§ Raw data
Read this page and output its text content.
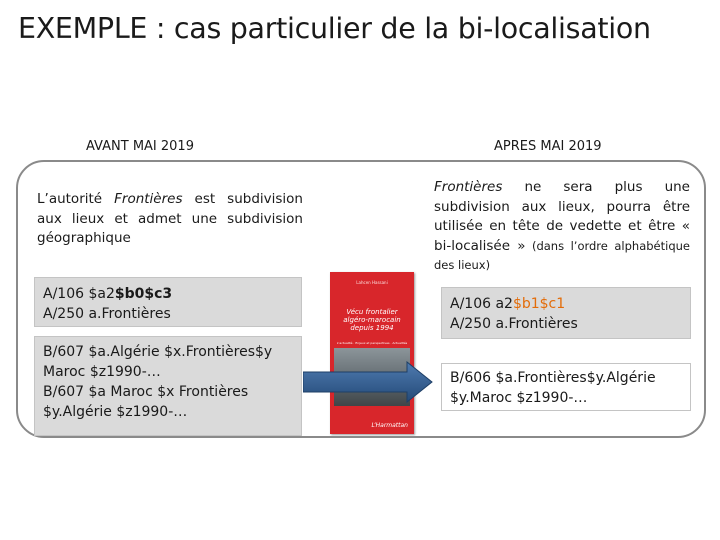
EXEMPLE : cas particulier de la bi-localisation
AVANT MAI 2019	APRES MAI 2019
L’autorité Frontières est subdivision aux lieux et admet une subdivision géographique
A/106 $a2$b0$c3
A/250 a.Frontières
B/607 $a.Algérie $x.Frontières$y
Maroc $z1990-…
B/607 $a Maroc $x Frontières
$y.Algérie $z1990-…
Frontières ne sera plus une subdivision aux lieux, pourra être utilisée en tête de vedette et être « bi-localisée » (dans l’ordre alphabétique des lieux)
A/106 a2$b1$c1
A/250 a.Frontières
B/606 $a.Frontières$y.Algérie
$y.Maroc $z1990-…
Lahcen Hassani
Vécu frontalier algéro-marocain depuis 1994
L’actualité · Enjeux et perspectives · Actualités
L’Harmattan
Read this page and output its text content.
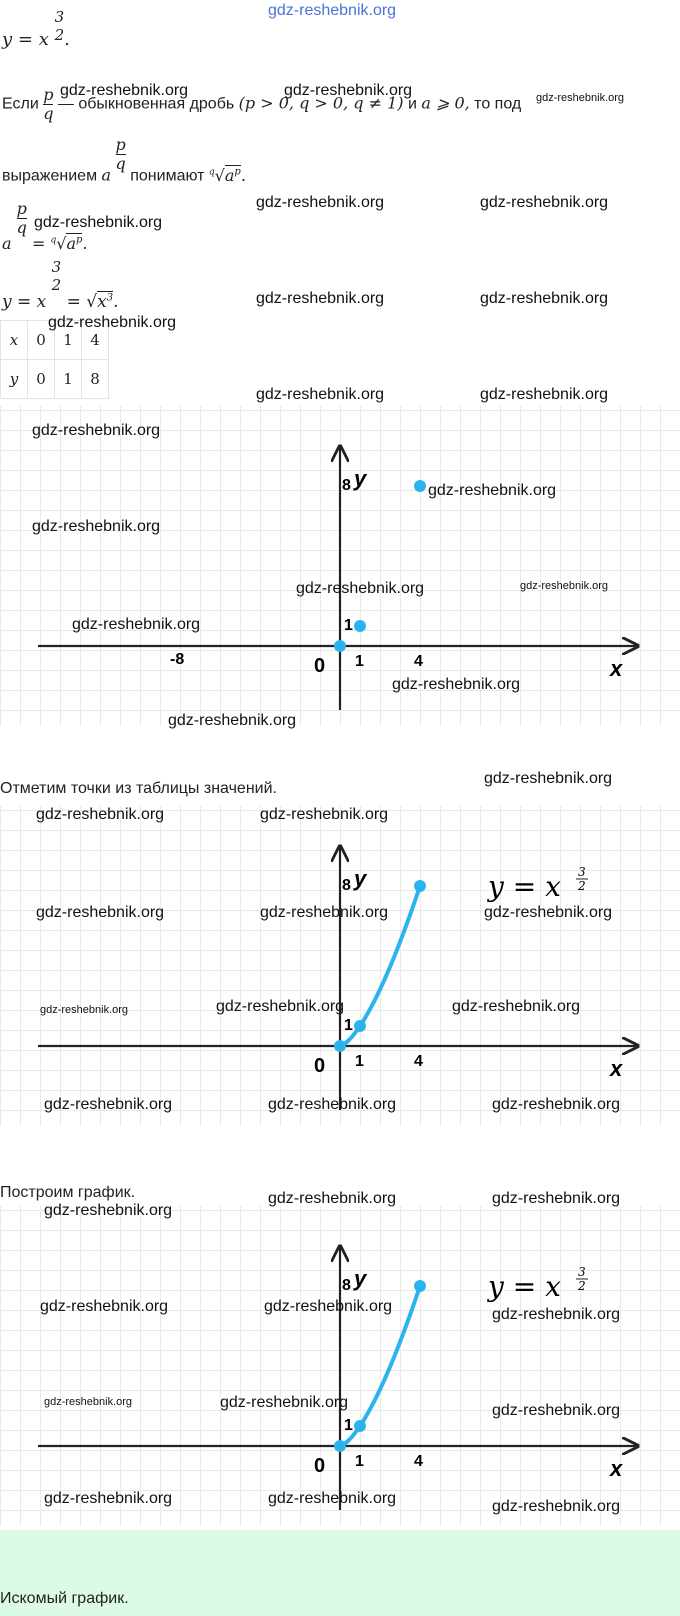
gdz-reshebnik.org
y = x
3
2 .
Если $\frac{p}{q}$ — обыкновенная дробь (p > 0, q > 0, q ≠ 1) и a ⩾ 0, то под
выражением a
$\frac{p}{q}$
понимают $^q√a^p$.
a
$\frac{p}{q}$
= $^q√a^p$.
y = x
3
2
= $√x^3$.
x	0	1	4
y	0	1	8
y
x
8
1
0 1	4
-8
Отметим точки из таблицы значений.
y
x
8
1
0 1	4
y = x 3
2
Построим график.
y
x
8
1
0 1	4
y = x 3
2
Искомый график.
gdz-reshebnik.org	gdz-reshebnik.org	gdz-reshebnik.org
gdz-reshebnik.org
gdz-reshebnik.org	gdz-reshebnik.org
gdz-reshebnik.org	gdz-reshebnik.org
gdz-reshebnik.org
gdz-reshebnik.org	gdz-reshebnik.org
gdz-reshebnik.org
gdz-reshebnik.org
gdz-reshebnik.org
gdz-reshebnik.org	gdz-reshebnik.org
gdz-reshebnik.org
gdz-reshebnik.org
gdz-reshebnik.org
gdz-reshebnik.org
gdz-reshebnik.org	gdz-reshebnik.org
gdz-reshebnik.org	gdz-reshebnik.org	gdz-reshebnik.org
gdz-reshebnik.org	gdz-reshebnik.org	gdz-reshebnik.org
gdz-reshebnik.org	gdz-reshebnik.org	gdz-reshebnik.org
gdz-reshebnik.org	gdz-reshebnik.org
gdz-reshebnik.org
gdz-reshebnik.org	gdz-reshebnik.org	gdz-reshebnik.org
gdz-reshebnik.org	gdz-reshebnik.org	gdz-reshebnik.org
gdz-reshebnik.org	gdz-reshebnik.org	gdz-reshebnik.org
---
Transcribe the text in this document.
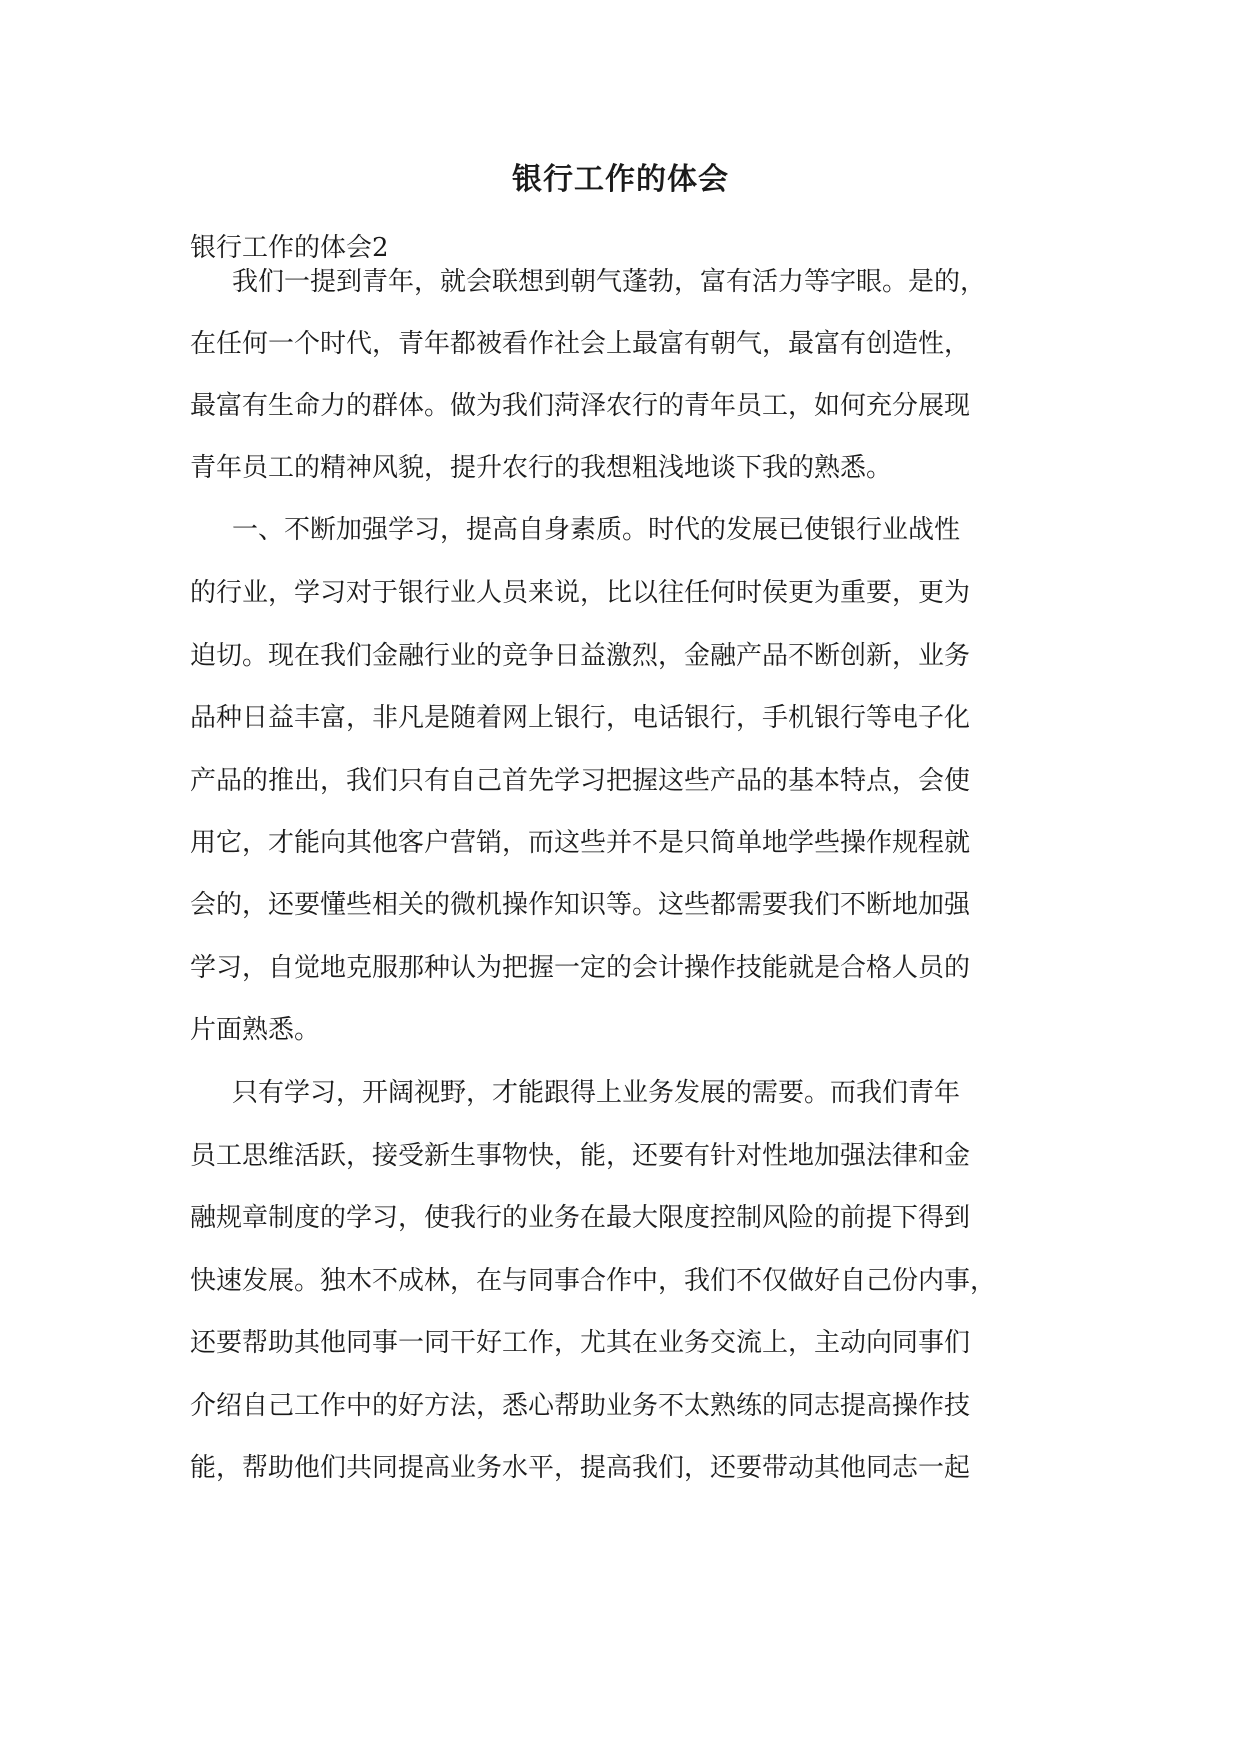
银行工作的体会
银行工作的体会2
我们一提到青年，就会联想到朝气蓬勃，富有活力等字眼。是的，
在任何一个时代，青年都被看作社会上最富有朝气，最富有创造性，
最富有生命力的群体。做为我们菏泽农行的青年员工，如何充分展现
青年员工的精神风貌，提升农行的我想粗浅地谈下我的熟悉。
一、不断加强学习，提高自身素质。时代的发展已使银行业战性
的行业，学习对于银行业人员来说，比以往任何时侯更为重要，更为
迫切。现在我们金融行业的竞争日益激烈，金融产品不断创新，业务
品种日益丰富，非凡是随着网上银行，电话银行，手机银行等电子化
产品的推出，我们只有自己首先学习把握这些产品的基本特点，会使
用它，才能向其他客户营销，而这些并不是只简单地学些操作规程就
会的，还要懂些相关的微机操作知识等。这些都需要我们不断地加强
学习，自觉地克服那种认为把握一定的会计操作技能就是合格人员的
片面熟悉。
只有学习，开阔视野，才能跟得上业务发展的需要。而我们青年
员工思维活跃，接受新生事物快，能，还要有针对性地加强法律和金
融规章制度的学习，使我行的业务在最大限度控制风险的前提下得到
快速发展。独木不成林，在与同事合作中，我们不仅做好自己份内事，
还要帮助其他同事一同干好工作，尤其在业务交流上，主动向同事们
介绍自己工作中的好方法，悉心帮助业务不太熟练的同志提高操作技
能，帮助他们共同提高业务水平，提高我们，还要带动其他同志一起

§ Your goal
Extract every line from the records above that contains the word "lieux".

§ Response to the exercise
L’autorité Frontières est subdivision aux lieux et admet une subdivision géographique
Frontières ne sera plus une subdivision aux lieux, pourra être utilisée en tête de vedette et être « bi-localisée » (dans l’ordre alphabétique des lieux)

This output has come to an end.